Description of the task: The records below must be copied in full; omit the images.

Dataset rows:
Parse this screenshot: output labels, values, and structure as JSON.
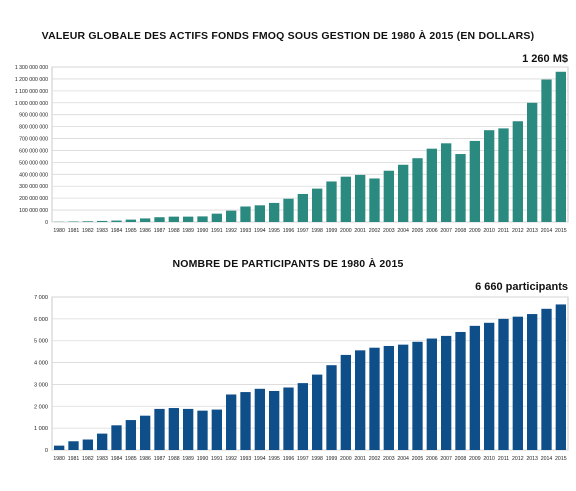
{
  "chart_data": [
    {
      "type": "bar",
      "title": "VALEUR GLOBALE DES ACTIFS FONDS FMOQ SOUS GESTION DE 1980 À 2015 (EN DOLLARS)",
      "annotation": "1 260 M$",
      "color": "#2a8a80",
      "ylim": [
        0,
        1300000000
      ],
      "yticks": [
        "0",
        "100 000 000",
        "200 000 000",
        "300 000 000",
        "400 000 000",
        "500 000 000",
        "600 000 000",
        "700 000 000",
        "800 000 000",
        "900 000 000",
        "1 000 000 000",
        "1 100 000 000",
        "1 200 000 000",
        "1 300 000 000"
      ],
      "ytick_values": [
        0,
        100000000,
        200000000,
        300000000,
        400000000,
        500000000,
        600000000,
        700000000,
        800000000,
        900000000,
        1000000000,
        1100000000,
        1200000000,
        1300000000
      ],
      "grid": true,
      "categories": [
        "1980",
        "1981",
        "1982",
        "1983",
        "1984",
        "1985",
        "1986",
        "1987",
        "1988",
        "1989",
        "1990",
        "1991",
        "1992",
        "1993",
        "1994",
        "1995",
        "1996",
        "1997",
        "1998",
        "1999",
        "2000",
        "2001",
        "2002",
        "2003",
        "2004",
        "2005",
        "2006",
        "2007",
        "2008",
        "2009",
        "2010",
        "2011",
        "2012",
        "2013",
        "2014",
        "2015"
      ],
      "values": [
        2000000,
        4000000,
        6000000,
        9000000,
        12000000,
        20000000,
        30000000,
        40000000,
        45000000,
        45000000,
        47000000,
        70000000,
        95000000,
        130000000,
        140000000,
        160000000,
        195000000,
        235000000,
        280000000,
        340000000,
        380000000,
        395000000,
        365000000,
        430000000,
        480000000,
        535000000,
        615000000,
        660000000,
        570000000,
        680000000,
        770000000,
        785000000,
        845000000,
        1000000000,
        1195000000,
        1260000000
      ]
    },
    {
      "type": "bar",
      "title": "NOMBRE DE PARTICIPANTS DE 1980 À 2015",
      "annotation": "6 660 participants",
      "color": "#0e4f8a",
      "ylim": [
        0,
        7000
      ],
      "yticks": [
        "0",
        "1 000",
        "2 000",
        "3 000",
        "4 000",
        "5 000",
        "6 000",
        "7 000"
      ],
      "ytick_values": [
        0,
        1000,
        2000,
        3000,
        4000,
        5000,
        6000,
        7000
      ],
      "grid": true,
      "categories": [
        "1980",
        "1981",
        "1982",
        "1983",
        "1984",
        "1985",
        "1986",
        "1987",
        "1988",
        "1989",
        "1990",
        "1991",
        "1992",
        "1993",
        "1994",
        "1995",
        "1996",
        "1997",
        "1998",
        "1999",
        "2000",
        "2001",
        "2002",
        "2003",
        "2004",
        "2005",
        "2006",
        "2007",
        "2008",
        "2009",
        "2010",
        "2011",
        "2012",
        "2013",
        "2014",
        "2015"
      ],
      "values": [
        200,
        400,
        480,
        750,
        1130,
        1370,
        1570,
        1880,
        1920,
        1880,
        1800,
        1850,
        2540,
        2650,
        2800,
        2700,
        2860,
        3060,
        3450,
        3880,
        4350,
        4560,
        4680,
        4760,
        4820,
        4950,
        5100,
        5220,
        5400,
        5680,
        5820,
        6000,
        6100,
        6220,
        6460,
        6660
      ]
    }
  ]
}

Solution below:
Parse this screenshot: output labels, values, and structure as JSON.
{
  "chart_data": [
    {
      "type": "bar",
      "title": "VALEUR GLOBALE DES ACTIFS FONDS FMOQ SOUS GESTION DE 1980 À 2015 (EN DOLLARS)",
      "annotation": "1 260 M$",
      "color": "#2a8a80",
      "ylim": [
        0,
        1300000000
      ],
      "yticks": [
        "0",
        "100 000 000",
        "200 000 000",
        "300 000 000",
        "400 000 000",
        "500 000 000",
        "600 000 000",
        "700 000 000",
        "800 000 000",
        "900 000 000",
        "1 000 000 000",
        "1 100 000 000",
        "1 200 000 000",
        "1 300 000 000"
      ],
      "ytick_values": [
        0,
        100000000,
        200000000,
        300000000,
        400000000,
        500000000,
        600000000,
        700000000,
        800000000,
        900000000,
        1000000000,
        1100000000,
        1200000000,
        1300000000
      ],
      "grid": true,
      "categories": [
        "1980",
        "1981",
        "1982",
        "1983",
        "1984",
        "1985",
        "1986",
        "1987",
        "1988",
        "1989",
        "1990",
        "1991",
        "1992",
        "1993",
        "1994",
        "1995",
        "1996",
        "1997",
        "1998",
        "1999",
        "2000",
        "2001",
        "2002",
        "2003",
        "2004",
        "2005",
        "2006",
        "2007",
        "2008",
        "2009",
        "2010",
        "2011",
        "2012",
        "2013",
        "2014",
        "2015"
      ],
      "values": [
        2000000,
        4000000,
        6000000,
        9000000,
        12000000,
        20000000,
        30000000,
        40000000,
        45000000,
        45000000,
        47000000,
        70000000,
        95000000,
        130000000,
        140000000,
        160000000,
        195000000,
        235000000,
        280000000,
        340000000,
        380000000,
        395000000,
        365000000,
        430000000,
        480000000,
        535000000,
        615000000,
        660000000,
        570000000,
        680000000,
        770000000,
        785000000,
        845000000,
        1000000000,
        1195000000,
        1260000000
      ]
    },
    {
      "type": "bar",
      "title": "NOMBRE DE PARTICIPANTS DE 1980 À 2015",
      "annotation": "6 660 participants",
      "color": "#0e4f8a",
      "ylim": [
        0,
        7000
      ],
      "yticks": [
        "0",
        "1 000",
        "2 000",
        "3 000",
        "4 000",
        "5 000",
        "6 000",
        "7 000"
      ],
      "ytick_values": [
        0,
        1000,
        2000,
        3000,
        4000,
        5000,
        6000,
        7000
      ],
      "grid": true,
      "categories": [
        "1980",
        "1981",
        "1982",
        "1983",
        "1984",
        "1985",
        "1986",
        "1987",
        "1988",
        "1989",
        "1990",
        "1991",
        "1992",
        "1993",
        "1994",
        "1995",
        "1996",
        "1997",
        "1998",
        "1999",
        "2000",
        "2001",
        "2002",
        "2003",
        "2004",
        "2005",
        "2006",
        "2007",
        "2008",
        "2009",
        "2010",
        "2011",
        "2012",
        "2013",
        "2014",
        "2015"
      ],
      "values": [
        200,
        400,
        480,
        750,
        1130,
        1370,
        1570,
        1880,
        1920,
        1880,
        1800,
        1850,
        2540,
        2650,
        2800,
        2700,
        2860,
        3060,
        3450,
        3880,
        4350,
        4560,
        4680,
        4760,
        4820,
        4950,
        5100,
        5220,
        5400,
        5680,
        5820,
        6000,
        6100,
        6220,
        6460,
        6660
      ]
    }
  ]
}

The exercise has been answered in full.